GOAL:
An exact reproduction of the records is required, with all images left out.

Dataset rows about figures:
## START

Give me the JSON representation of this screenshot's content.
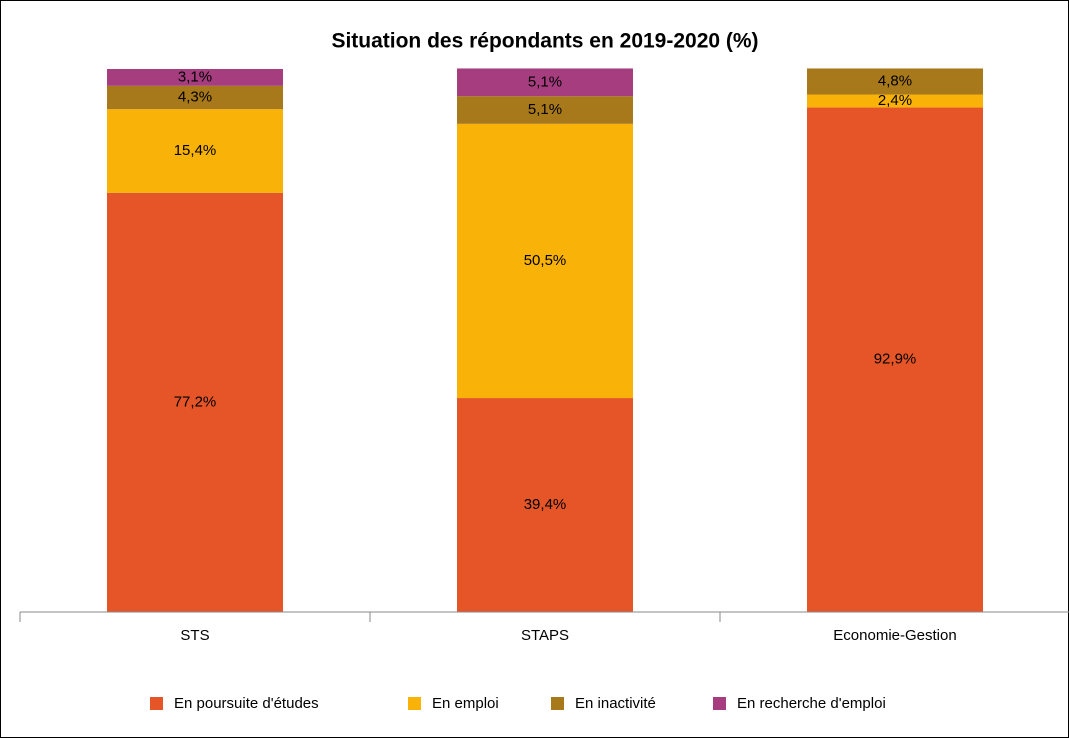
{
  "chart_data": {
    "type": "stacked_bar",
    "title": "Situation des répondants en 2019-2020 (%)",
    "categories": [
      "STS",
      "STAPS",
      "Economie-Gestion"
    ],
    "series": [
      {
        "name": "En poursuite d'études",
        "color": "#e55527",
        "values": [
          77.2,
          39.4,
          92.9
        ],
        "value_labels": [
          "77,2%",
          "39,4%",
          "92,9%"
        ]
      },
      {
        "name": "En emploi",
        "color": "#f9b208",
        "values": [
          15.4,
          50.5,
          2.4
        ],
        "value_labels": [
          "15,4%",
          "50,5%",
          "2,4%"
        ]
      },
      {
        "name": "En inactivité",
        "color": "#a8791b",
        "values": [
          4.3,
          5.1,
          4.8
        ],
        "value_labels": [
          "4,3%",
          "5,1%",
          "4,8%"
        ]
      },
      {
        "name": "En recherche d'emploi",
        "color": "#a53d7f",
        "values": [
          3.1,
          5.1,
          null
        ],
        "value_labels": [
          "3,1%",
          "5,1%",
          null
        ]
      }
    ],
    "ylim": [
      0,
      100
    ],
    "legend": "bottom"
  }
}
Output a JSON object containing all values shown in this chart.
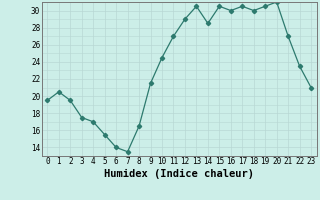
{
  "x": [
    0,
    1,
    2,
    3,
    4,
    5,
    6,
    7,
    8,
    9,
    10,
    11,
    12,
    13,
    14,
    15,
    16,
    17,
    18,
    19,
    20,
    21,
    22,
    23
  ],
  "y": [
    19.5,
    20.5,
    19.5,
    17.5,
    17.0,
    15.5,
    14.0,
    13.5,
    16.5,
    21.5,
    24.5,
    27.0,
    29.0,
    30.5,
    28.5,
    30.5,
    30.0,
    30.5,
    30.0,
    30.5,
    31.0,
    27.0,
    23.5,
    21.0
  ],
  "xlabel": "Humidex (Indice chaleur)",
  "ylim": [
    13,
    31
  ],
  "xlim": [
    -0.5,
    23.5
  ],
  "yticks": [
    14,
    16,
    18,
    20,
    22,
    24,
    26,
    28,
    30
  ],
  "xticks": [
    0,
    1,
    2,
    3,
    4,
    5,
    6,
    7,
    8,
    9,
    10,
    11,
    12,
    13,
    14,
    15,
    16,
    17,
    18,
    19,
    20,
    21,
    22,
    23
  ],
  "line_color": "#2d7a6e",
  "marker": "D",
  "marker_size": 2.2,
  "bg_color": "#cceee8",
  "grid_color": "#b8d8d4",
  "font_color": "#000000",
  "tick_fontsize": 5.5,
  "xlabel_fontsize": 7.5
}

## END

RESPONSE BELOW:
Give me the JSON representation of this screenshot's content.
{
  "chart_data": {
    "type": "stacked_bar",
    "title": "Situation des répondants en 2019-2020 (%)",
    "categories": [
      "STS",
      "STAPS",
      "Economie-Gestion"
    ],
    "series": [
      {
        "name": "En poursuite d'études",
        "color": "#e55527",
        "values": [
          77.2,
          39.4,
          92.9
        ],
        "value_labels": [
          "77,2%",
          "39,4%",
          "92,9%"
        ]
      },
      {
        "name": "En emploi",
        "color": "#f9b208",
        "values": [
          15.4,
          50.5,
          2.4
        ],
        "value_labels": [
          "15,4%",
          "50,5%",
          "2,4%"
        ]
      },
      {
        "name": "En inactivité",
        "color": "#a8791b",
        "values": [
          4.3,
          5.1,
          4.8
        ],
        "value_labels": [
          "4,3%",
          "5,1%",
          "4,8%"
        ]
      },
      {
        "name": "En recherche d'emploi",
        "color": "#a53d7f",
        "values": [
          3.1,
          5.1,
          null
        ],
        "value_labels": [
          "3,1%",
          "5,1%",
          null
        ]
      }
    ],
    "ylim": [
      0,
      100
    ],
    "legend": "bottom"
  }
}
Output a JSON object containing all values shown in this chart.
{
  "x": [
    0,
    1,
    2,
    3,
    4,
    5,
    6,
    7,
    8,
    9,
    10,
    11,
    12,
    13,
    14,
    15,
    16,
    17,
    18,
    19,
    20,
    21,
    22,
    23
  ],
  "y": [
    19.5,
    20.5,
    19.5,
    17.5,
    17.0,
    15.5,
    14.0,
    13.5,
    16.5,
    21.5,
    24.5,
    27.0,
    29.0,
    30.5,
    28.5,
    30.5,
    30.0,
    30.5,
    30.0,
    30.5,
    31.0,
    27.0,
    23.5,
    21.0
  ],
  "xlabel": "Humidex (Indice chaleur)",
  "ylim": [
    13,
    31
  ],
  "xlim": [
    -0.5,
    23.5
  ],
  "yticks": [
    14,
    16,
    18,
    20,
    22,
    24,
    26,
    28,
    30
  ],
  "xticks": [
    0,
    1,
    2,
    3,
    4,
    5,
    6,
    7,
    8,
    9,
    10,
    11,
    12,
    13,
    14,
    15,
    16,
    17,
    18,
    19,
    20,
    21,
    22,
    23
  ],
  "line_color": "#2d7a6e",
  "marker": "D",
  "marker_size": 2.2,
  "bg_color": "#cceee8",
  "grid_color": "#b8d8d4",
  "font_color": "#000000",
  "tick_fontsize": 5.5,
  "xlabel_fontsize": 7.5
}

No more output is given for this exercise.